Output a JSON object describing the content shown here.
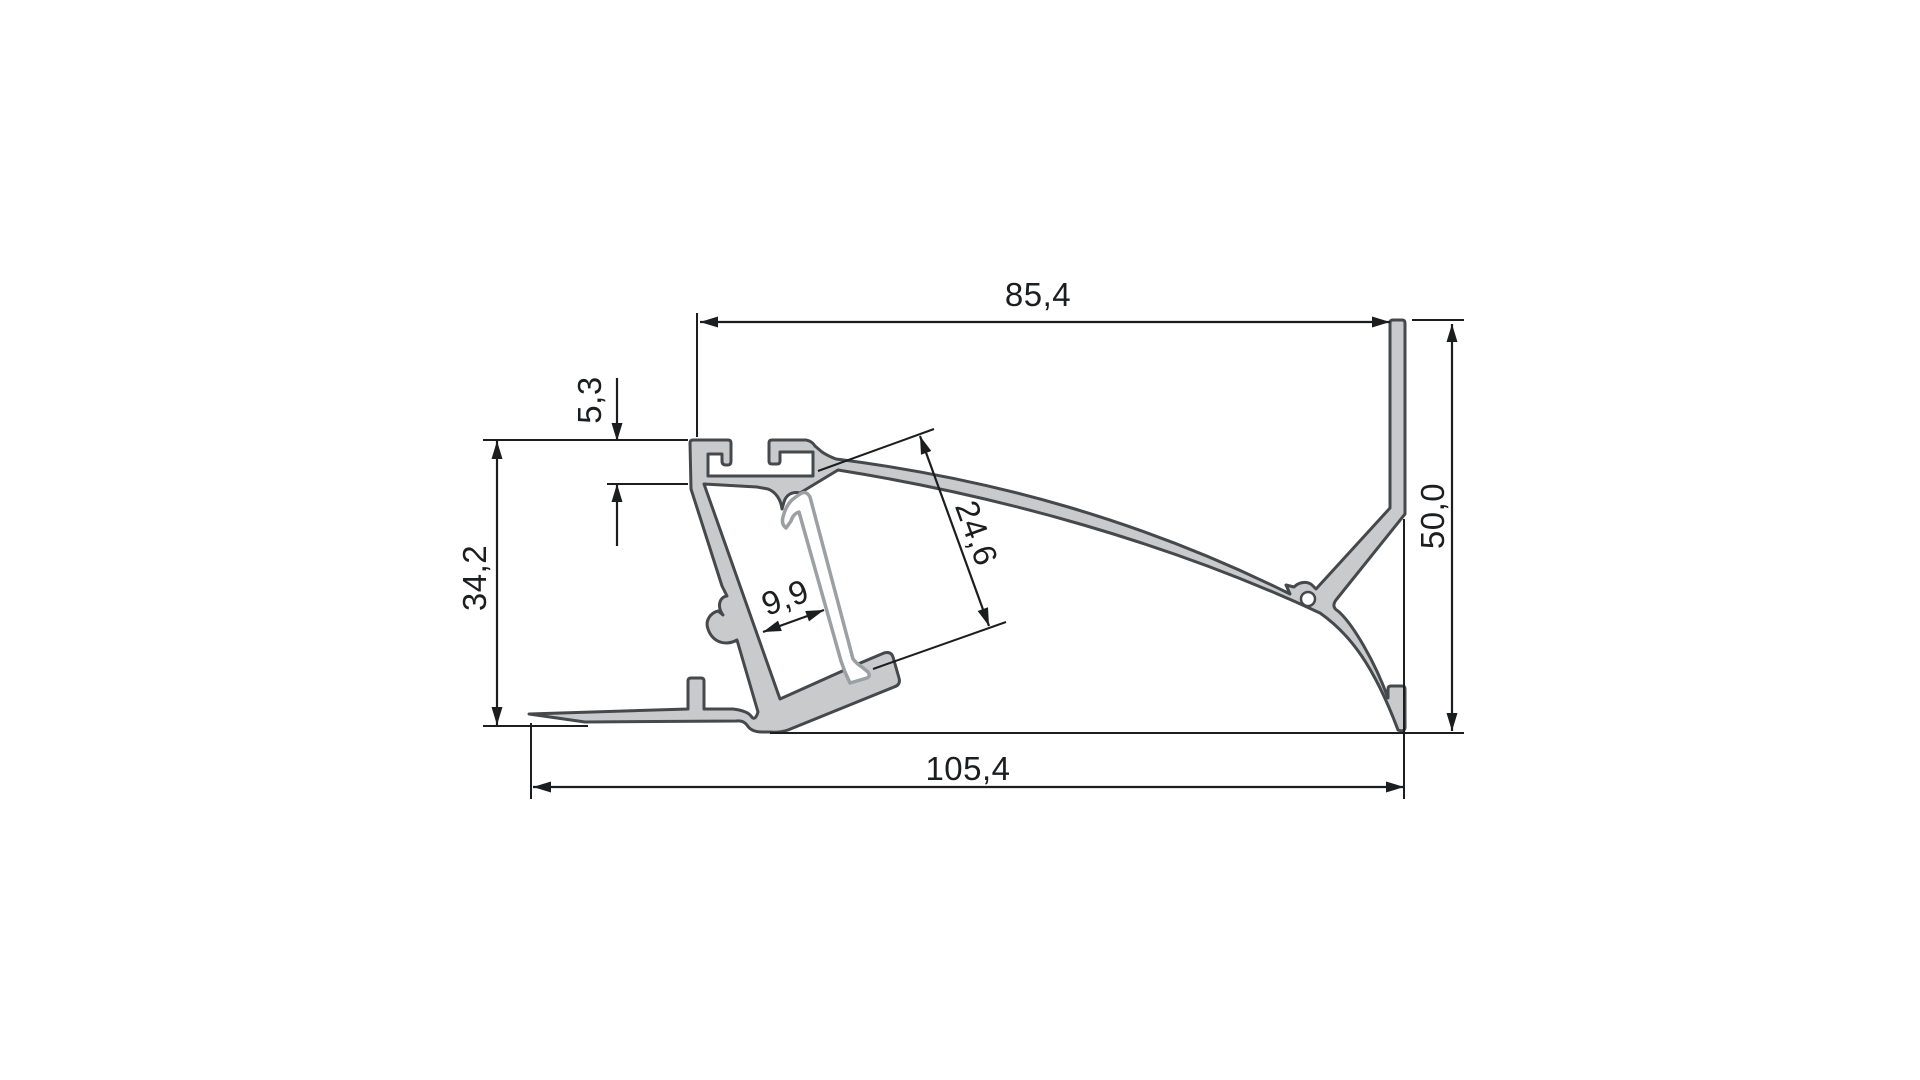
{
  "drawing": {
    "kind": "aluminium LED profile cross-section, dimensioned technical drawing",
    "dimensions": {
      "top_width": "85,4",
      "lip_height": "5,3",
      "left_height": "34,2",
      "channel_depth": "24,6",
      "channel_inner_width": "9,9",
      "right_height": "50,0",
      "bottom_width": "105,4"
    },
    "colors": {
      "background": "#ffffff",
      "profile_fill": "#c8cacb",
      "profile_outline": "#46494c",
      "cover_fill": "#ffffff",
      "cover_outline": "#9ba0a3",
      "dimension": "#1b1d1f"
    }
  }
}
++++
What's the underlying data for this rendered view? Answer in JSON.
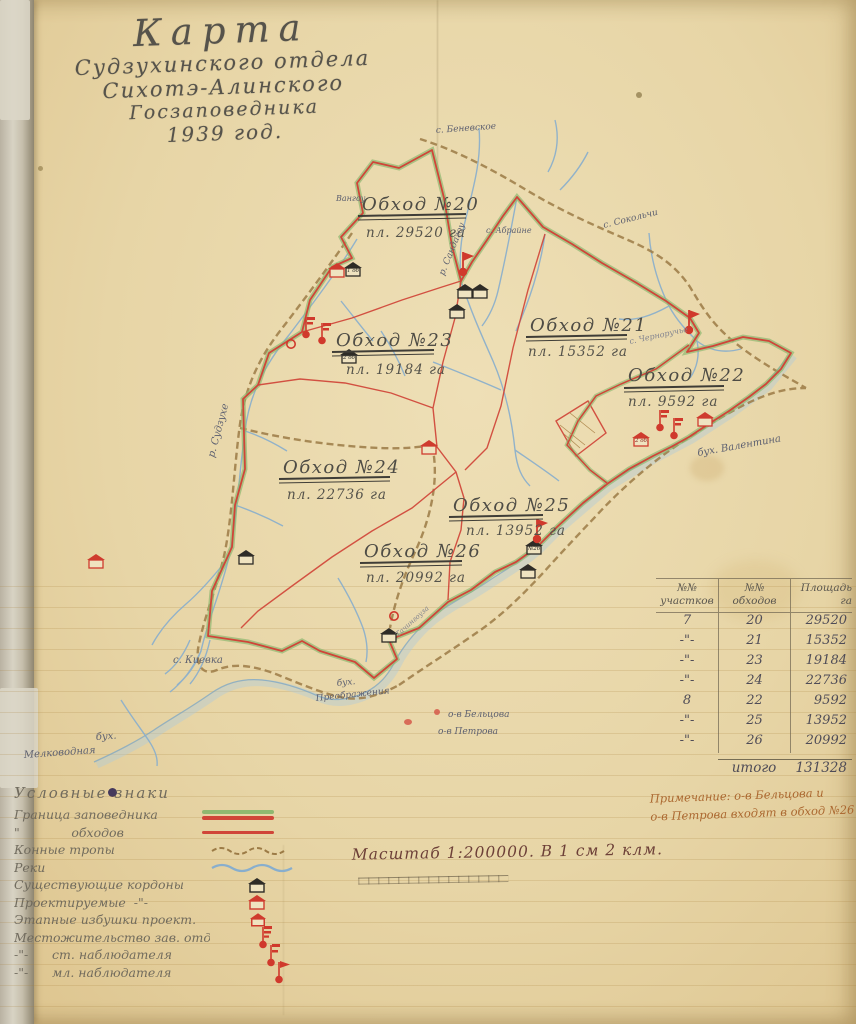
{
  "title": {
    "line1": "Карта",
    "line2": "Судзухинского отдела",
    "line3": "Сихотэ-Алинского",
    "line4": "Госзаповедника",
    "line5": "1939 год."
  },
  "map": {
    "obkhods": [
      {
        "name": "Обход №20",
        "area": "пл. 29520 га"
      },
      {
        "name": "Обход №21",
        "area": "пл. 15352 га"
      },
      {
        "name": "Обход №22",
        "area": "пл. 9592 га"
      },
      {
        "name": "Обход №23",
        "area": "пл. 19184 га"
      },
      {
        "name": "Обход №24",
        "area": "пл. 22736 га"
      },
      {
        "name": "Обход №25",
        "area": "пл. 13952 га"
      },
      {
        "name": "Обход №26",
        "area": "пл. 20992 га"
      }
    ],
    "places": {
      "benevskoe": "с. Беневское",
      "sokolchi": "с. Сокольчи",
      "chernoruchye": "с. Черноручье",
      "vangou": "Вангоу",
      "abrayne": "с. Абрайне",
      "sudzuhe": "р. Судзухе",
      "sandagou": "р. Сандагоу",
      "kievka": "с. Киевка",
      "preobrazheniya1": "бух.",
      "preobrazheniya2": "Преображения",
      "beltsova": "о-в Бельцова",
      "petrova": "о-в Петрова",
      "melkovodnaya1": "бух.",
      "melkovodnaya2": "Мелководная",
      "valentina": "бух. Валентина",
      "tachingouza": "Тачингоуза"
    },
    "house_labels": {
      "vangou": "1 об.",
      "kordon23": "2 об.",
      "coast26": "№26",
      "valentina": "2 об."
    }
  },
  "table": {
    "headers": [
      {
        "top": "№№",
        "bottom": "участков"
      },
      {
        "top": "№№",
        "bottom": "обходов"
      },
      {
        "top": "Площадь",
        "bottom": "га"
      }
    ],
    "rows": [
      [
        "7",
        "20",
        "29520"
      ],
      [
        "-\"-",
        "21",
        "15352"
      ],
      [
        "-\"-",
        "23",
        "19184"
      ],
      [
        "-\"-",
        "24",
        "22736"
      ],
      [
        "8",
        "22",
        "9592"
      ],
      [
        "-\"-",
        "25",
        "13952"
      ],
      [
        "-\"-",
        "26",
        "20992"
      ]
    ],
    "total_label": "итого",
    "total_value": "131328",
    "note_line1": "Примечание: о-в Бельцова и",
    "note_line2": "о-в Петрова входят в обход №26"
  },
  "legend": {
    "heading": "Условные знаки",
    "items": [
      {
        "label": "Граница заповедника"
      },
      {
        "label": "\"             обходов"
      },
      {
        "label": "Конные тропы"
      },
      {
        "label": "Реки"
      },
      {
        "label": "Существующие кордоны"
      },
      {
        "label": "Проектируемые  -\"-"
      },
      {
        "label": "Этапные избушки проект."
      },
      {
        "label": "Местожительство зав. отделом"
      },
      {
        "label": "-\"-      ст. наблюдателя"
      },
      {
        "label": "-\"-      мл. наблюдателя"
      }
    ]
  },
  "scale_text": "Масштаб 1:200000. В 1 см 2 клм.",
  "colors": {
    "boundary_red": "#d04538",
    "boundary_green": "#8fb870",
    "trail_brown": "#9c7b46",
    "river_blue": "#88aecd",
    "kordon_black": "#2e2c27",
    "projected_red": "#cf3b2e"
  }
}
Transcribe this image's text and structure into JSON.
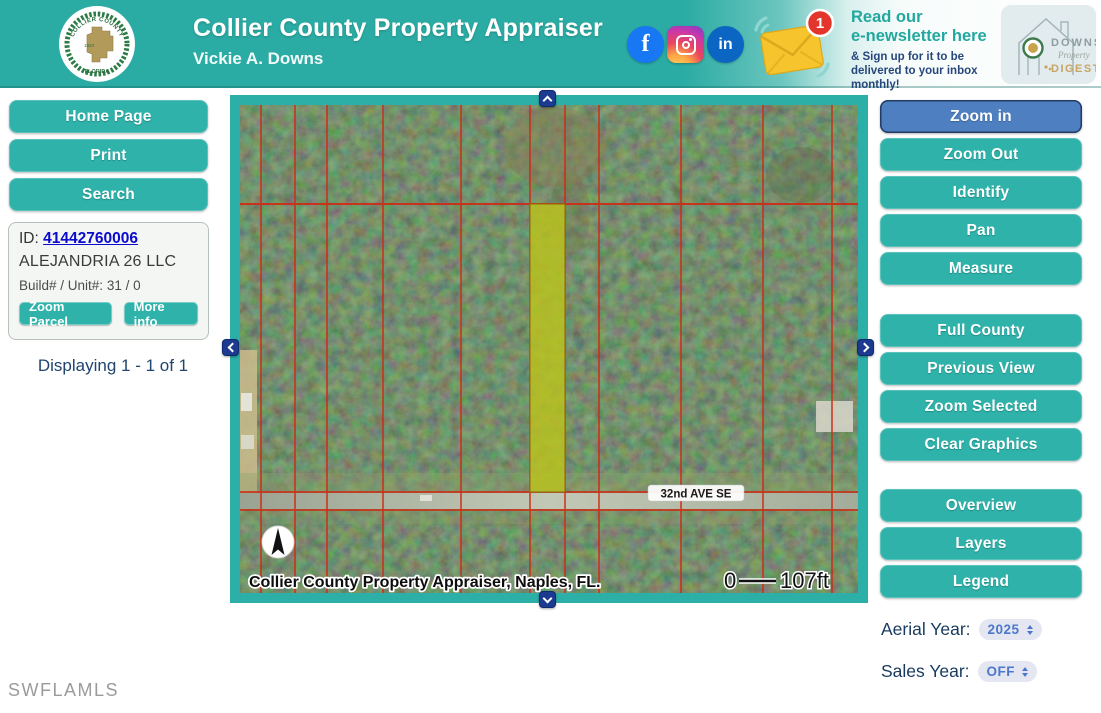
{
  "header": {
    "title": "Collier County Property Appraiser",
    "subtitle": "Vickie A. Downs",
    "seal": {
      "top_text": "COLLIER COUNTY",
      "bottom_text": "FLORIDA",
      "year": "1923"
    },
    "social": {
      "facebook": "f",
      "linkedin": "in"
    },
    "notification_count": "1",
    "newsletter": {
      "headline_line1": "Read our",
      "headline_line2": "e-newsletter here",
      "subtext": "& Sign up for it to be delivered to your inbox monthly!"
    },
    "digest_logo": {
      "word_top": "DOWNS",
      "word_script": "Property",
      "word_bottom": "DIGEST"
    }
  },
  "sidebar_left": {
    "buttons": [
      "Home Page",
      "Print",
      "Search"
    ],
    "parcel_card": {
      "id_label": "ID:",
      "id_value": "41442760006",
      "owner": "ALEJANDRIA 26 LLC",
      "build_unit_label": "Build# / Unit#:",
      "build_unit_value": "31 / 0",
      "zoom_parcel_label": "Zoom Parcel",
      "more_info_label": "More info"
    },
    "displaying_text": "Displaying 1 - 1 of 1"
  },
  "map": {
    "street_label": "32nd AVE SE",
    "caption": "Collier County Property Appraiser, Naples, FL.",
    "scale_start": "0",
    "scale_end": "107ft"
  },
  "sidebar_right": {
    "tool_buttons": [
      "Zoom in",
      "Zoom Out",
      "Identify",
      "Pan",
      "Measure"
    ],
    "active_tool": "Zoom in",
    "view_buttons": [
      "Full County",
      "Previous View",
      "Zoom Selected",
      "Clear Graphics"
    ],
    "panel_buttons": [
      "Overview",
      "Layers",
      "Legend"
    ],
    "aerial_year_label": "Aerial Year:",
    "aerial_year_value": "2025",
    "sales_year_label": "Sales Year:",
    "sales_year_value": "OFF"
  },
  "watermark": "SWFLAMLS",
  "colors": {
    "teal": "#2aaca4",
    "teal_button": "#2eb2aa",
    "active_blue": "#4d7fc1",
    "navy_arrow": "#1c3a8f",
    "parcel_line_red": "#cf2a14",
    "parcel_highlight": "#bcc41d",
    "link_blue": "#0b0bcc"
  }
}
++++
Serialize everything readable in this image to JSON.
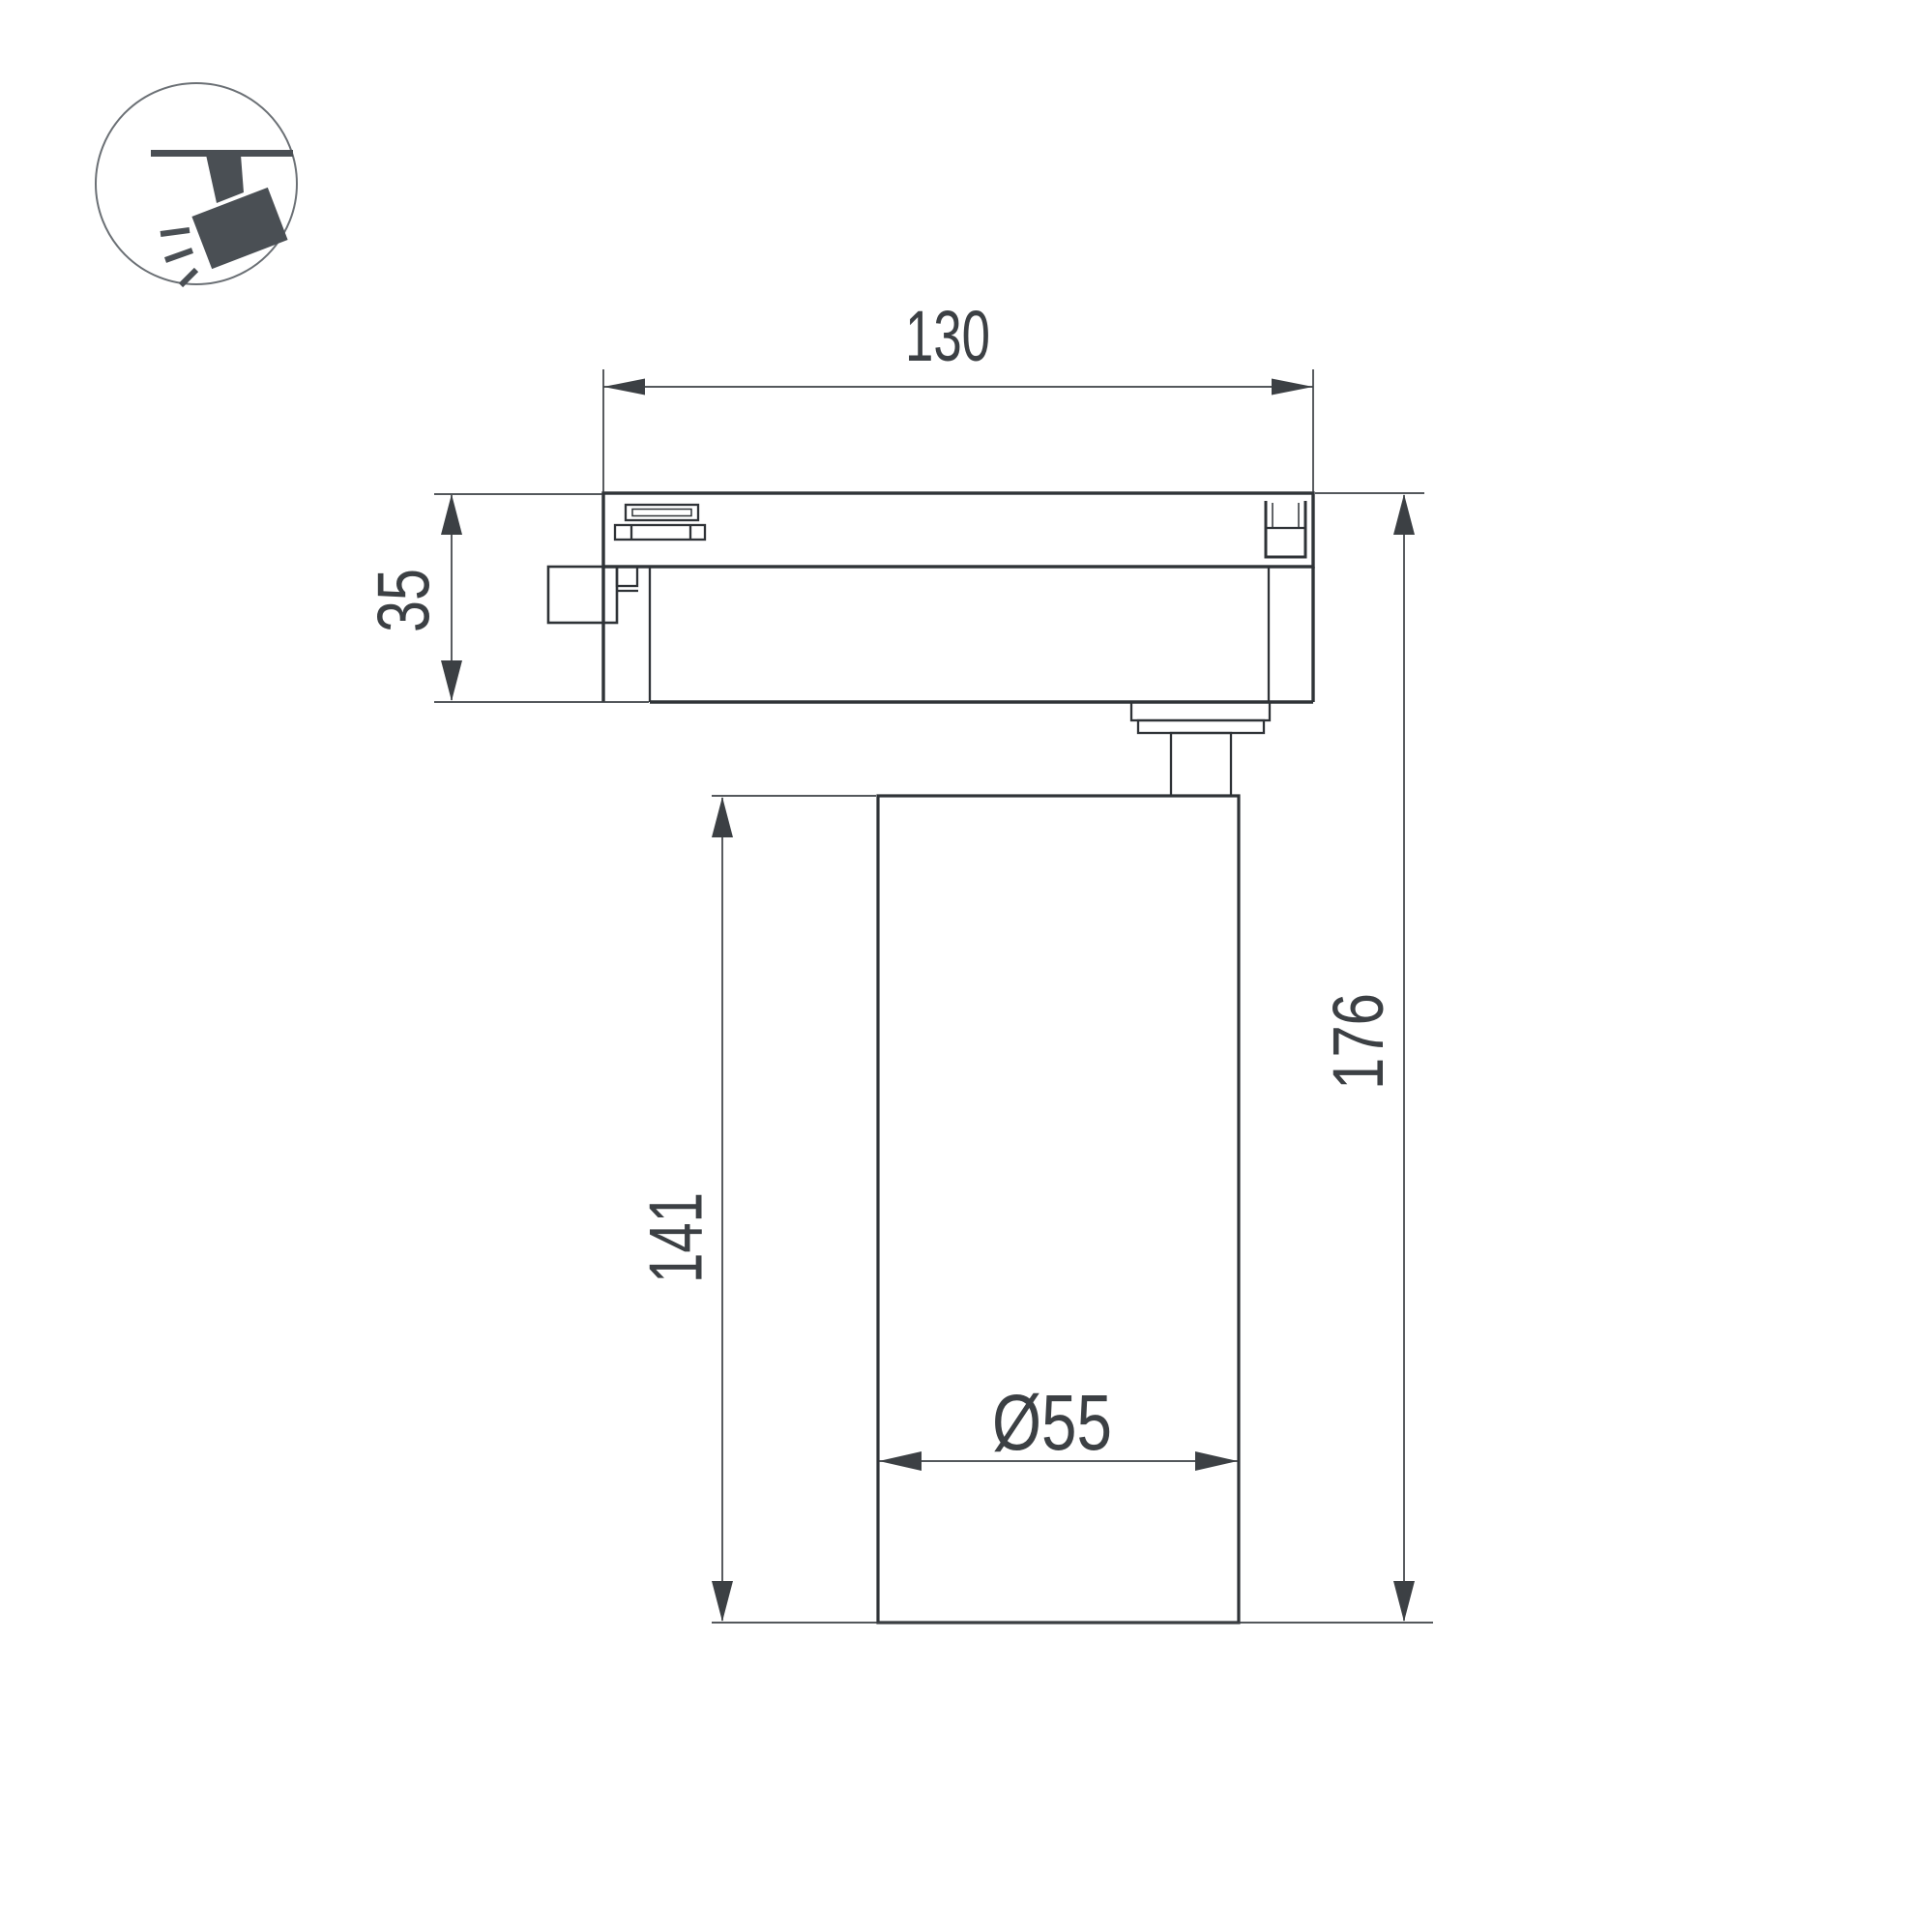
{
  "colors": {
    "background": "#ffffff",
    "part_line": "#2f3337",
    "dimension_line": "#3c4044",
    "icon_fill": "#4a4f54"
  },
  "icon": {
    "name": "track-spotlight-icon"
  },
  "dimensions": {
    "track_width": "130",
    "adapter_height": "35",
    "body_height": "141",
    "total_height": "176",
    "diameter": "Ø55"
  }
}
++++
• [Task]
Gather and return every line that holds the string "name".

• [Correct response]
        "name": "Обход №20",
        "name": "Обход №21",
        "name": "Обход №22",
        "name": "Обход №23",
        "name": "Обход №24",
        "name": "Обход №25",
        "name": "Обход №26",
    "name": "track-spotlight-icon"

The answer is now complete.